**Task goal:**
Across the entries, how many lines have the string "value" in them? Reply with only a number.

Records from a collection
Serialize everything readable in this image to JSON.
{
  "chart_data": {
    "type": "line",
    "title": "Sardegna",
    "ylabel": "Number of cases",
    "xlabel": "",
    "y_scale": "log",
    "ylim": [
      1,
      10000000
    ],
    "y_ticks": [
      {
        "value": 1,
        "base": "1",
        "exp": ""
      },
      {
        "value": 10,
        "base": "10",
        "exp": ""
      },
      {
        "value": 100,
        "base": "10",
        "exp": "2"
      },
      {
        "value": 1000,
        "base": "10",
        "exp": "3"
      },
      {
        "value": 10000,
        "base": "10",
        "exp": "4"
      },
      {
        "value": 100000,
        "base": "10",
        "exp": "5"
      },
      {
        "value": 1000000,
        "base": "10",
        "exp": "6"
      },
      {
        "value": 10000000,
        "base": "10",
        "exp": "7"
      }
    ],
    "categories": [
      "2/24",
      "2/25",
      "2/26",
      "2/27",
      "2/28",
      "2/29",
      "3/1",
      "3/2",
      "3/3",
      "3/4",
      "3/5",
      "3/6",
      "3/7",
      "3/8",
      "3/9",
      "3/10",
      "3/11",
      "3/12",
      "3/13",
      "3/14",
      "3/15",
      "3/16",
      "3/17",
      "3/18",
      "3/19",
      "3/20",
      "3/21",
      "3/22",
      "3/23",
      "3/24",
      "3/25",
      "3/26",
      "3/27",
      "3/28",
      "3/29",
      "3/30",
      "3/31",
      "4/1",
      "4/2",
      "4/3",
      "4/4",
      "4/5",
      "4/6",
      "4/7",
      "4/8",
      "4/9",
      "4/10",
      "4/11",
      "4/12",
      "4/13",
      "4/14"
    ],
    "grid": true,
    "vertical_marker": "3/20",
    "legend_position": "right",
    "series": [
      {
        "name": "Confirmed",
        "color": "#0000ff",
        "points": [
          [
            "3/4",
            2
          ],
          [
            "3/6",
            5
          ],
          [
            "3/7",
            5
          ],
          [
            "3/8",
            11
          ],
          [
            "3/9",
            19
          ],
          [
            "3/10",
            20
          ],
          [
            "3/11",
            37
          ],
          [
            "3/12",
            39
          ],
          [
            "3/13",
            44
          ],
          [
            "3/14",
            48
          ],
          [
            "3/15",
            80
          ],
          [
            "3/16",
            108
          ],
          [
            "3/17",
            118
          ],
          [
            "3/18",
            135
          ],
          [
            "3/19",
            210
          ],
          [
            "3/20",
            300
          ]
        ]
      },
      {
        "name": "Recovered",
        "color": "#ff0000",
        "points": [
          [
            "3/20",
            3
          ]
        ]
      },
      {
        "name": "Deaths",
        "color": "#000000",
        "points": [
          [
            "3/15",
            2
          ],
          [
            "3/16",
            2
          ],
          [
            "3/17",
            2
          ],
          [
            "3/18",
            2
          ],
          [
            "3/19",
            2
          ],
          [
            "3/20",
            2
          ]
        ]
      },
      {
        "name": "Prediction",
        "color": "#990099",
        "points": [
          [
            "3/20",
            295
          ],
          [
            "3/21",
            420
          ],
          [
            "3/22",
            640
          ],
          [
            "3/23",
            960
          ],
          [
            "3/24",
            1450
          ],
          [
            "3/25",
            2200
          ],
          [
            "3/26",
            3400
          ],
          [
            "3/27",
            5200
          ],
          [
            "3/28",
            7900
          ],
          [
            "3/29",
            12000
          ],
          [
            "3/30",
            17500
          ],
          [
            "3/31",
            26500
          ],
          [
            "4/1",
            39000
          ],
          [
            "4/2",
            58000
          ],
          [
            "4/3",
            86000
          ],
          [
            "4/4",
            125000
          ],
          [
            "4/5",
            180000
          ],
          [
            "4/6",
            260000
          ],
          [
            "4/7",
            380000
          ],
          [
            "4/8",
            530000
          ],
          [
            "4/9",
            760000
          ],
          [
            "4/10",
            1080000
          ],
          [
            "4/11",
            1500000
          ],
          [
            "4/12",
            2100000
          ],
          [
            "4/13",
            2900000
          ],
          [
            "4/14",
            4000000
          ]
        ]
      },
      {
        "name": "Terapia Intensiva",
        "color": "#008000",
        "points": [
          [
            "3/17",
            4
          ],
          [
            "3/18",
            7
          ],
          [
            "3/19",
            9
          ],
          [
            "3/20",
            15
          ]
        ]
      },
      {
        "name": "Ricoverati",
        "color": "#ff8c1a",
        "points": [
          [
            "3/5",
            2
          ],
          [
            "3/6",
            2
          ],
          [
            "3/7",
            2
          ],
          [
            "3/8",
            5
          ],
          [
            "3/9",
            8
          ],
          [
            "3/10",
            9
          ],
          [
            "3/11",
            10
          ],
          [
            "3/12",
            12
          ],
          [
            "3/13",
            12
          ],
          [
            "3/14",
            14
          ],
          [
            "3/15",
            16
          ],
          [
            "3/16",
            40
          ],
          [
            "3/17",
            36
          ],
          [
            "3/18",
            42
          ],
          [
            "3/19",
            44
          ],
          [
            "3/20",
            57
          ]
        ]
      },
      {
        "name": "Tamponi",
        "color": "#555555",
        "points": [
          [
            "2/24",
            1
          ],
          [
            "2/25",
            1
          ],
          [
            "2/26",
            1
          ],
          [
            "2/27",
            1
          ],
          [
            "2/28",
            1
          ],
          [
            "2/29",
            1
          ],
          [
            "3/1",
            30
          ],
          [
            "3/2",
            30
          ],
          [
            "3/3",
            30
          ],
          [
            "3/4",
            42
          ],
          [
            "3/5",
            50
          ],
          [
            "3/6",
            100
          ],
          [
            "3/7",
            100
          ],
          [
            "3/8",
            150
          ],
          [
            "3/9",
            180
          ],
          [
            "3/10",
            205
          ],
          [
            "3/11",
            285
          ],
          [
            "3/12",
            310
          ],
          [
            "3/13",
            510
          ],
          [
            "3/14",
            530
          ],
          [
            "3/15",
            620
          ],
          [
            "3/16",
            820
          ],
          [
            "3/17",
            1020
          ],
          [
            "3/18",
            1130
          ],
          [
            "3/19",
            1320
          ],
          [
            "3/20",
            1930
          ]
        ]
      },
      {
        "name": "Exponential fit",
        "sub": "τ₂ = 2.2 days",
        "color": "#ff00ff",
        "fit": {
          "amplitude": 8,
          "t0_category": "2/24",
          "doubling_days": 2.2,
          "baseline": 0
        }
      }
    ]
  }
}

**Exercise result:**
8